In this exercise, return the whole listing exactly, excluding any images.

- - - - - - -

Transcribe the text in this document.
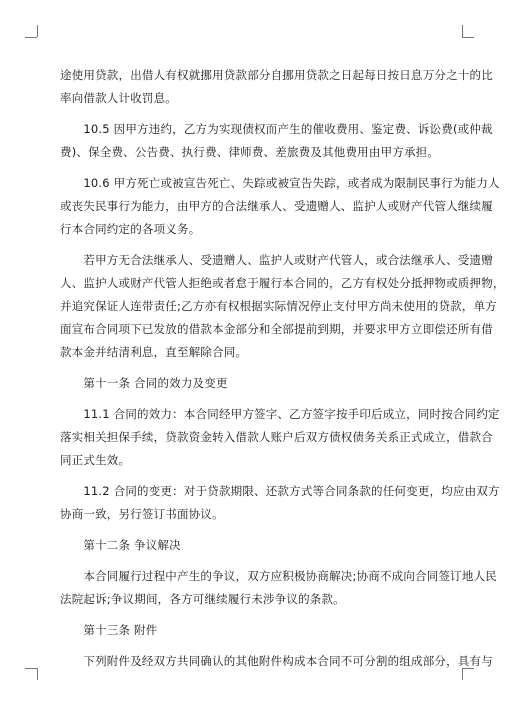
途使用贷款，出借人有权就挪用贷款部分自挪用贷款之日起每日按日息万分之十的比
率向借款人计收罚息。
　　10.5 因甲方违约，乙方为实现债权而产生的催收费用、鉴定费、诉讼费(或仲裁
费)、保全费、公告费、执行费、律师费、差旅费及其他费用由甲方承担。
　　10.6 甲方死亡或被宣告死亡、失踪或被宣告失踪，或者成为限制民事行为能力人
或丧失民事行为能力，由甲方的合法继承人、受遗赠人、监护人或财产代管人继续履
行本合同约定的各项义务。
　　若甲方无合法继承人、受遗赠人、监护人或财产代管人，或合法继承人、受遗赠
人、监护人或财产代管人拒绝或者怠于履行本合同的，乙方有权处分抵押物或质押物，
并追究保证人连带责任;乙方亦有权根据实际情况停止支付甲方尚未使用的贷款，单方
面宣布合同项下已发放的借款本金部分和全部提前到期，并要求甲方立即偿还所有借
款本金并结清利息，直至解除合同。
　　第十一条 合同的效力及变更
　　11.1 合同的效力：本合同经甲方签字、乙方签字按手印后成立，同时按合同约定
落实相关担保手续，贷款资金转入借款人账户后双方债权债务关系正式成立，借款合
同正式生效。
　　11.2 合同的变更：对于贷款期限、还款方式等合同条款的任何变更，均应由双方
协商一致，另行签订书面协议。
　　第十二条 争议解决
　　本合同履行过程中产生的争议，双方应积极协商解决;协商不成向合同签订地人民
法院起诉;争议期间，各方可继续履行未涉争议的条款。
　　第十三条 附件
　　下列附件及经双方共同确认的其他附件构成本合同不可分割的组成部分，具有与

- - - - - - -

--- Output for this exercise ---
Transcribe the text in this document.
途使用贷款，出借人有权就挪用贷款部分自挪用贷款之日起每日按日息万分之十的比
率向借款人计收罚息。
　　10.5 因甲方违约，乙方为实现债权而产生的催收费用、鉴定费、诉讼费(或仲裁
费)、保全费、公告费、执行费、律师费、差旅费及其他费用由甲方承担。
　　10.6 甲方死亡或被宣告死亡、失踪或被宣告失踪，或者成为限制民事行为能力人
或丧失民事行为能力，由甲方的合法继承人、受遗赠人、监护人或财产代管人继续履
行本合同约定的各项义务。
　　若甲方无合法继承人、受遗赠人、监护人或财产代管人，或合法继承人、受遗赠
人、监护人或财产代管人拒绝或者怠于履行本合同的，乙方有权处分抵押物或质押物，
并追究保证人连带责任;乙方亦有权根据实际情况停止支付甲方尚未使用的贷款，单方
面宣布合同项下已发放的借款本金部分和全部提前到期，并要求甲方立即偿还所有借
款本金并结清利息，直至解除合同。
　　第十一条 合同的效力及变更
　　11.1 合同的效力：本合同经甲方签字、乙方签字按手印后成立，同时按合同约定
落实相关担保手续，贷款资金转入借款人账户后双方债权债务关系正式成立，借款合
同正式生效。
　　11.2 合同的变更：对于贷款期限、还款方式等合同条款的任何变更，均应由双方
协商一致，另行签订书面协议。
　　第十二条 争议解决
　　本合同履行过程中产生的争议，双方应积极协商解决;协商不成向合同签订地人民
法院起诉;争议期间，各方可继续履行未涉争议的条款。
　　第十三条 附件
　　下列附件及经双方共同确认的其他附件构成本合同不可分割的组成部分，具有与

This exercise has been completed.